** Begin Record excerpts **

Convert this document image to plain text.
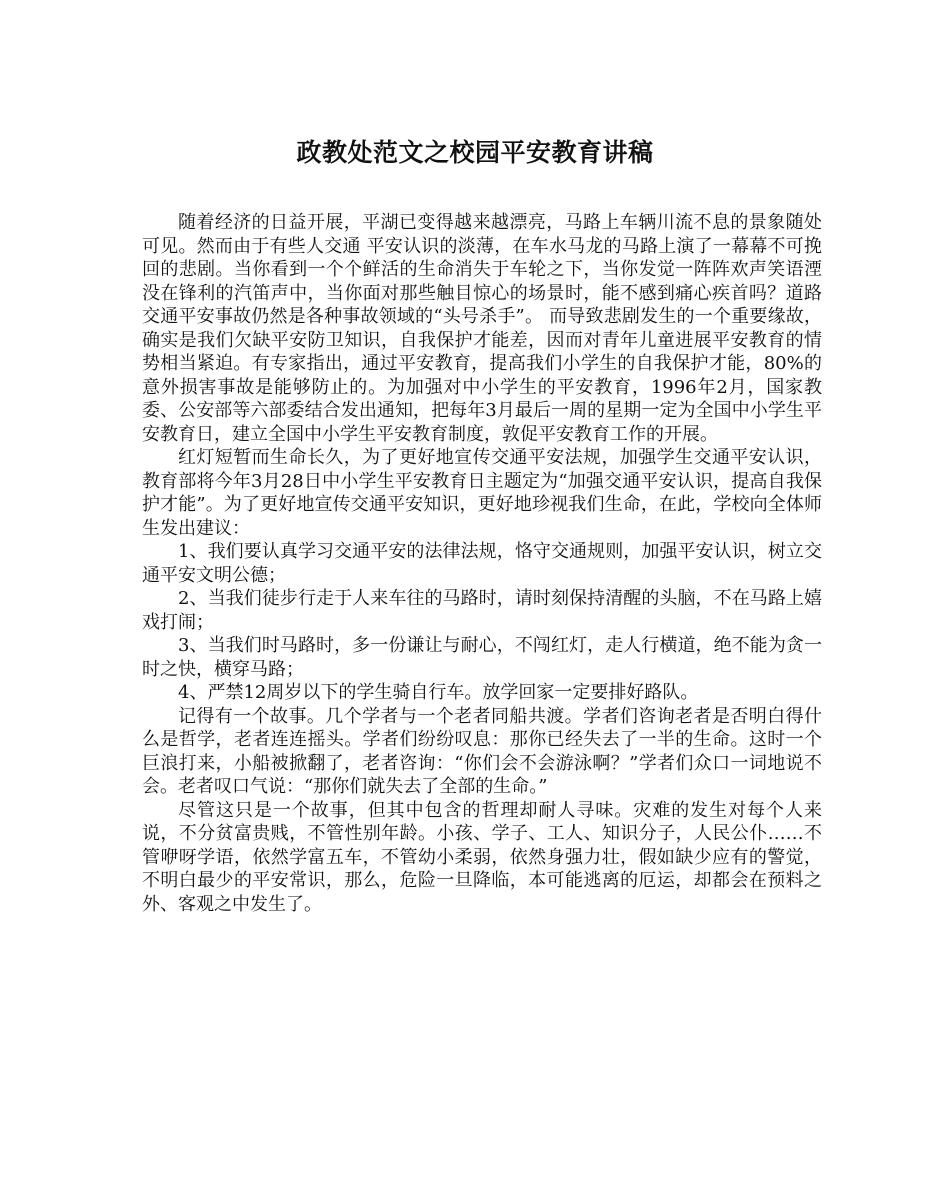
政教处范文之校园平安教育讲稿

随着经济的日益开展，平湖已变得越来越漂亮，马路上车辆川流不息的景象随处可见。然而由于有些人交通 平安认识的淡薄，在车水马龙的马路上演了一幕幕不可挽回的悲剧。当你看到一个个鲜活的生命消失于车轮之下，当你发觉一阵阵欢声笑语湮没在锋利的汽笛声中，当你面对那些触目惊心的场景时，能不感到痛心疾首吗？道路交通平安事故仍然是各种事故领域的“头号杀手”。 而导致悲剧发生的一个重要缘故，确实是我们欠缺平安防卫知识，自我保护才能差，因而对青年儿童进展平安教育的情势相当紧迫。有专家指出，通过平安教育，提高我们小学生的自我保护才能，80%的意外损害事故是能够防止的。为加强对中小学生的平安教育，1996年2月，国家教委、公安部等六部委结合发出通知，把每年3月最后一周的星期一定为全国中小学生平安教育日，建立全国中小学生平安教育制度，敦促平安教育工作的开展。

红灯短暂而生命长久，为了更好地宣传交通平安法规，加强学生交通平安认识，教育部将今年3月28日中小学生平安教育日主题定为“加强交通平安认识，提高自我保护才能”。为了更好地宣传交通平安知识，更好地珍视我们生命，在此，学校向全体师生发出建议：

1、我们要认真学习交通平安的法律法规，恪守交通规则，加强平安认识，树立交通平安文明公德；

2、当我们徒步行走于人来车往的马路时，请时刻保持清醒的头脑，不在马路上嬉戏打闹；

3、当我们时马路时，多一份谦让与耐心，不闯红灯，走人行横道，绝不能为贪一时之快，横穿马路；

4、严禁12周岁以下的学生骑自行车。放学回家一定要排好路队。

记得有一个故事。几个学者与一个老者同船共渡。学者们咨询老者是否明白得什么是哲学，老者连连摇头。学者们纷纷叹息：那你已经失去了一半的生命。这时一个巨浪打来，小船被掀翻了，老者咨询：“你们会不会游泳啊？”学者们众口一词地说不会。老者叹口气说：“那你们就失去了全部的生命。”

尽管这只是一个故事，但其中包含的哲理却耐人寻味。灾难的发生对每个人来说，不分贫富贵贱，不管性别年龄。小孩、学子、工人、知识分子，人民公仆……不管咿呀学语，依然学富五车，不管幼小柔弱，依然身强力壮，假如缺少应有的警觉，不明白最少的平安常识，那么，危险一旦降临，本可能逃离的厄运，却都会在预料之外、客观之中发生了。
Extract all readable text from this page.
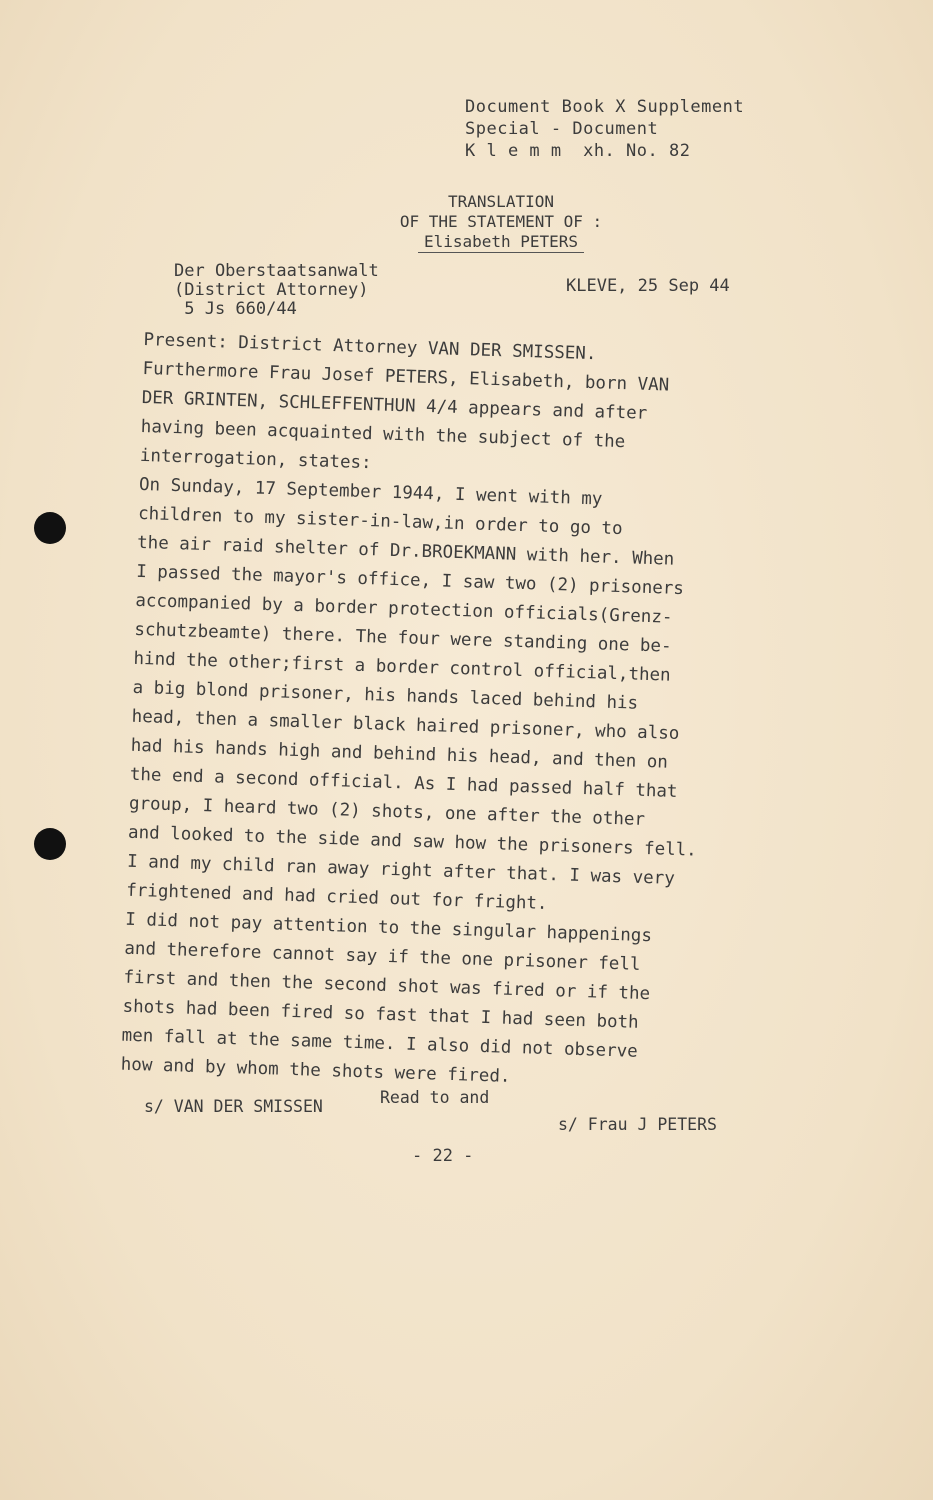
Document Book X Supplement
Special - Document
K l e m m  xh. No. 82
TRANSLATION
OF THE STATEMENT OF :
Elisabeth PETERS
Der Oberstaatsanwalt
(District Attorney)
5 Js 660/44
KLEVE, 25 Sep 44

Present: District Attorney VAN DER SMISSEN.

Furthermore Frau Josef PETERS, Elisabeth, born VAN

DER GRINTEN, SCHLEFFENTHUN 4/4 appears and after

having been acquainted with the subject of the

interrogation, states:

On Sunday, 17 September 1944, I went with my

children to my sister-in-law,in order to go to

the air raid shelter of Dr.BROEKMANN with her. When

I passed the mayor's office, I saw two (2) prisoners

accompanied by a border protection officials(Grenz-

schutzbeamte) there. The four were standing one be-

hind the other;first a border control official,then

a big blond prisoner, his hands laced behind his

head, then a smaller black haired prisoner, who also

had his hands high and behind his head, and then on

the end a second official. As I had passed half that

group, I heard two (2) shots, one after the other

and looked to the side and saw how the prisoners fell.

I and my child ran away right after that. I was very

frightened and had cried out for fright.

I did not pay attention to the singular happenings

and therefore cannot say if the one prisoner fell

first and then the second shot was fired or if the

shots had been fired so fast that I had seen both

men fall at the same time. I also did not observe

how and by whom the shots were fired.

s/ VAN DER SMISSEN	Read to and
s/ Frau J PETERS
- 22 -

** End Record excerpts **

▶ _What you have to do_: From the entries above, copy every line where the word "with" shows up.

▶ _Answer for the task_:
having been acquainted with the subject of the
On Sunday, 17 September 1944, I went with my
the air raid shelter of Dr.BROEKMANN with her. When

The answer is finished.